Locate the string "title" in the listing below. Copy every line where it is found.

───── DATA SHOWN ─────

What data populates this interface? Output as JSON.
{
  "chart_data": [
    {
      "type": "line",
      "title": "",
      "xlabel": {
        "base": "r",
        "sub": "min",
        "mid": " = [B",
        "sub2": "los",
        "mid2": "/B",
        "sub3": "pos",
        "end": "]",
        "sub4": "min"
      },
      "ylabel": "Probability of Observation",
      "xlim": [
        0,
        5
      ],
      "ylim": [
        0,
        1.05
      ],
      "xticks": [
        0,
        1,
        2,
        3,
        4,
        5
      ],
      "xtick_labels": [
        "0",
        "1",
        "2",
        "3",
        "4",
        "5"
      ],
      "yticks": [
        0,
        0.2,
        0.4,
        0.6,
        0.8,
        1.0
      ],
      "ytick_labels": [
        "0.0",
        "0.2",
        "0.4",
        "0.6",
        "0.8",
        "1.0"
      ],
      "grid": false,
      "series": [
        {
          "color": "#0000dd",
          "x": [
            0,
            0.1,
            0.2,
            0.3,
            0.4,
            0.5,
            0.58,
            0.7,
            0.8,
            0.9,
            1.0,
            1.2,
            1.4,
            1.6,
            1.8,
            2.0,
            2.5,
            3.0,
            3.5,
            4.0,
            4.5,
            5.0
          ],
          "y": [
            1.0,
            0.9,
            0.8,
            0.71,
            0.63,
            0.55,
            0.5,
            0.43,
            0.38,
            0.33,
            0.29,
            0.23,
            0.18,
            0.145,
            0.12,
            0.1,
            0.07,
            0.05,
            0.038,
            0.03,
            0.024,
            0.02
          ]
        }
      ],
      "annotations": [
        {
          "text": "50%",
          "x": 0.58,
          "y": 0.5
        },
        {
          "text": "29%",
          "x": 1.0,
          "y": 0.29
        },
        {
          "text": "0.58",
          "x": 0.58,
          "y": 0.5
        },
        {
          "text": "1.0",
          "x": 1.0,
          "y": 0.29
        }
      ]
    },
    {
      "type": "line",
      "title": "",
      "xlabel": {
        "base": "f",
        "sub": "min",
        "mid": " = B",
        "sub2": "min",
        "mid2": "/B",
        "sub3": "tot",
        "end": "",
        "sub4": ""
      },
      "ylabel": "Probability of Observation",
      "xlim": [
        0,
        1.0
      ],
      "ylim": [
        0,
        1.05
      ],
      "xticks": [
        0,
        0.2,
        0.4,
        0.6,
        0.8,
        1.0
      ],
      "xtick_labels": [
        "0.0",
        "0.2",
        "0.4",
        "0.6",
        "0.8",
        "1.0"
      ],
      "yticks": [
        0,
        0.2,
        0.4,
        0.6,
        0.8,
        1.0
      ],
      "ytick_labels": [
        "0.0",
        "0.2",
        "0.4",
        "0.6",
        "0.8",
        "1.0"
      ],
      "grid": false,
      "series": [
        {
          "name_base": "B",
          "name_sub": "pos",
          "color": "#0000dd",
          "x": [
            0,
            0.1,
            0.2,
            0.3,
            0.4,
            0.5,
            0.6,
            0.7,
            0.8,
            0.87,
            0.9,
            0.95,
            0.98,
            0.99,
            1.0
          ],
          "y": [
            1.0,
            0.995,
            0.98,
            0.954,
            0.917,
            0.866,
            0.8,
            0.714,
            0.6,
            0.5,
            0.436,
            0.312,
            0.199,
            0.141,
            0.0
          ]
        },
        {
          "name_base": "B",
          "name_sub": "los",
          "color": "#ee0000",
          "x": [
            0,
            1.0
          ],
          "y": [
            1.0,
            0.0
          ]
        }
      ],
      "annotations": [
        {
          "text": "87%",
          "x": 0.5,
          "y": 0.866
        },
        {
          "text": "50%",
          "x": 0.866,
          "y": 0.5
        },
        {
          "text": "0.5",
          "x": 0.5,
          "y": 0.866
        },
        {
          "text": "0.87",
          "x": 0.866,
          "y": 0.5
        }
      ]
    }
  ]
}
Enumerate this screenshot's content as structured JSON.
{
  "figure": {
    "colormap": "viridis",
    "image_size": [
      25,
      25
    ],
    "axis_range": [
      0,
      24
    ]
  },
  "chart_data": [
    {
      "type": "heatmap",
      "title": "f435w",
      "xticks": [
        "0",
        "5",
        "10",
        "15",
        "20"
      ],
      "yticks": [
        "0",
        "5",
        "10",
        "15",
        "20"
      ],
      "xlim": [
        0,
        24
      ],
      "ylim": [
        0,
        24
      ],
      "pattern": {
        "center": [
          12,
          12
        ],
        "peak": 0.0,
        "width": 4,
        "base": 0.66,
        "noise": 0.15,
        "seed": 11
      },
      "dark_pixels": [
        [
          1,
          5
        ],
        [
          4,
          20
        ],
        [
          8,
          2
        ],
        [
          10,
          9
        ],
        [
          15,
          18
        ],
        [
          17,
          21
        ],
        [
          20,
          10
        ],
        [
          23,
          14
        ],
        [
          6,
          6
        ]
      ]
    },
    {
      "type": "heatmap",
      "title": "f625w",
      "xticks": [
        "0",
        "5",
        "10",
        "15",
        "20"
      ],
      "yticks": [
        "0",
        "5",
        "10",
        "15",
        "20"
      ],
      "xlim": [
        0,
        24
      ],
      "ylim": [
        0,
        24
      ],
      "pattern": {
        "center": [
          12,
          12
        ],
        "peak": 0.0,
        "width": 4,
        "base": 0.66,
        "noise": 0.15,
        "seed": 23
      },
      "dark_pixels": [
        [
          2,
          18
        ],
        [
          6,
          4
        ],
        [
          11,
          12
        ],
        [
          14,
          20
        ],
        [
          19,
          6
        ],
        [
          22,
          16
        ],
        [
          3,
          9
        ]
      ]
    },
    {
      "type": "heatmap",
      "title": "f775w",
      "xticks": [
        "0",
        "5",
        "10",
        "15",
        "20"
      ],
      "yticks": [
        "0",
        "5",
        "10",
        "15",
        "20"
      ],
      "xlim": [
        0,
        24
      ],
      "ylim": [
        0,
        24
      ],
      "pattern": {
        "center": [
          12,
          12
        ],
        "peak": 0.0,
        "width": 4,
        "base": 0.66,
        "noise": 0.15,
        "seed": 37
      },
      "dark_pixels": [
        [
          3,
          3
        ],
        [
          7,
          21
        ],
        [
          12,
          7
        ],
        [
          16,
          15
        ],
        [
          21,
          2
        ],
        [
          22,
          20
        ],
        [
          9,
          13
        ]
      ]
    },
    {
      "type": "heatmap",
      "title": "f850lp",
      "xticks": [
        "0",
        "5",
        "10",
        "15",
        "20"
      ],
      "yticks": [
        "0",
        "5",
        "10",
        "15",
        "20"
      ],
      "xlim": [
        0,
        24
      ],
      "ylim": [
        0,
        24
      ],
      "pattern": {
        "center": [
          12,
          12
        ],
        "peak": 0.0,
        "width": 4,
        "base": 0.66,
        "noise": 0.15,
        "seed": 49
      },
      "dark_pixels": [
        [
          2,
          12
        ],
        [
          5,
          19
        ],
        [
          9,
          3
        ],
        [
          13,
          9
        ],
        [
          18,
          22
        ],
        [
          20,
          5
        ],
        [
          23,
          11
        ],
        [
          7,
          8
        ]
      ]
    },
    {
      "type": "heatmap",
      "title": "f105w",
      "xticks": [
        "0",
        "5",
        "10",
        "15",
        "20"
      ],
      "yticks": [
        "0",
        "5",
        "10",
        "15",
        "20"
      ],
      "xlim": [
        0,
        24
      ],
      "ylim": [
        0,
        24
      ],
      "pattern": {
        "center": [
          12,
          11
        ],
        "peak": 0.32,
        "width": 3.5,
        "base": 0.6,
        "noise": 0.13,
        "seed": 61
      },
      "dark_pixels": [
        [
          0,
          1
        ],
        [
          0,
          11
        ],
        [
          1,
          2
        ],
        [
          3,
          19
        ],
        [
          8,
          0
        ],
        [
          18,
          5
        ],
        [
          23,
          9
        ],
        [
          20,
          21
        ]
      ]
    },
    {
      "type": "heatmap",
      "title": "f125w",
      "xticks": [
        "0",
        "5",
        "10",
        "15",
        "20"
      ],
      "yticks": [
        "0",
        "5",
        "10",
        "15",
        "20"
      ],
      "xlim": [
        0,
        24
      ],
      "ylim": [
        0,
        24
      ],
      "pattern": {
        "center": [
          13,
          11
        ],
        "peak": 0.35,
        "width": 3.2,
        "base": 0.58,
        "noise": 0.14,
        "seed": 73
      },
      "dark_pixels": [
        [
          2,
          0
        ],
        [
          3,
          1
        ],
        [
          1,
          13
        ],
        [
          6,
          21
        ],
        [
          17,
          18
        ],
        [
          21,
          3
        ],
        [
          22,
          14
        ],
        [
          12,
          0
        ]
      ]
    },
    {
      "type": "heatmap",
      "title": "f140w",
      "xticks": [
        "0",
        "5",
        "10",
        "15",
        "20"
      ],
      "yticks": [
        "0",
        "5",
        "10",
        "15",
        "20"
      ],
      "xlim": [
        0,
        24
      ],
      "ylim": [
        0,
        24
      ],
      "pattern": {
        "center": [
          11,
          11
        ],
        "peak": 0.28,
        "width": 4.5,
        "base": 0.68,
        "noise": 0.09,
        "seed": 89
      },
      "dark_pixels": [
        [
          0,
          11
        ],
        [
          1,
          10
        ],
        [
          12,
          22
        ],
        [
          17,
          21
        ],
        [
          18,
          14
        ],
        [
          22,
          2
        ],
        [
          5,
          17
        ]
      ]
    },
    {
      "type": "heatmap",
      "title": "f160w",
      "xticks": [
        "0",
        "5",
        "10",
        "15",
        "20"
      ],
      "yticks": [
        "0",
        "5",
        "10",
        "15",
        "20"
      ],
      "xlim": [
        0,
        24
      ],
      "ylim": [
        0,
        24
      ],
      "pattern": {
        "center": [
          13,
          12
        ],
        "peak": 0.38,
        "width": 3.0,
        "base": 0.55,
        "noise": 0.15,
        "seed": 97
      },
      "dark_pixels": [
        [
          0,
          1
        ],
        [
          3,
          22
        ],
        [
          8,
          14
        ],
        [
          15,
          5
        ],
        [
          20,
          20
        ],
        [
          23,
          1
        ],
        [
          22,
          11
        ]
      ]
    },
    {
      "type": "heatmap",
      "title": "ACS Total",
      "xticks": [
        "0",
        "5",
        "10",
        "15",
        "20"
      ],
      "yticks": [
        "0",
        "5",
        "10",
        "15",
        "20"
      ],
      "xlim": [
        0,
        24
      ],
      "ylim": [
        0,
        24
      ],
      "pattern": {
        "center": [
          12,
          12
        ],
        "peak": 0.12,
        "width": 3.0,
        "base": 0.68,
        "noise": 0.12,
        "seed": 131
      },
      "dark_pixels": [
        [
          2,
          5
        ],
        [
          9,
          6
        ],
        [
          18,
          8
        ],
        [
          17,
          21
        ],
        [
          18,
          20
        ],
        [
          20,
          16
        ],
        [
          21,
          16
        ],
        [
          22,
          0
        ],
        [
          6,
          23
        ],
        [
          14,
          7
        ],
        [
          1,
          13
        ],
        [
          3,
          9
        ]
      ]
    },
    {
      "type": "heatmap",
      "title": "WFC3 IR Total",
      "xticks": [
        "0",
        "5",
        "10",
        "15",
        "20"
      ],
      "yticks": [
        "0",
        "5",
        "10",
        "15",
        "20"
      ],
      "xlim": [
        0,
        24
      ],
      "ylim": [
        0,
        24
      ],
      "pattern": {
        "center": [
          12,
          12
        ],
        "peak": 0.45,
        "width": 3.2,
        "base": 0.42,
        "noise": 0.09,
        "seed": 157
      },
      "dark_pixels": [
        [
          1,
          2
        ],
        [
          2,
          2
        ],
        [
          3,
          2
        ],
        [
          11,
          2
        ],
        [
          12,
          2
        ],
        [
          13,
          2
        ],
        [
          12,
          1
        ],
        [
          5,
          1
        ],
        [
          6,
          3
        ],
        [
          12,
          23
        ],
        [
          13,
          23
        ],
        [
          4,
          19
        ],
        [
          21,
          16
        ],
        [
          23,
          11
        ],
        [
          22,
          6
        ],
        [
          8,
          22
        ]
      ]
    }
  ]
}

─────

◆ **RESPONSE**:
      "title": "",
      "title": "",
      "title": "f435w",
      "title": "f625w",
      "title": "f775w",
      "title": "f850lp",
      "title": "f105w",
      "title": "f125w",
      "title": "f140w",
      "title": "f160w",
      "title": "ACS Total",
      "title": "WFC3 IR Total",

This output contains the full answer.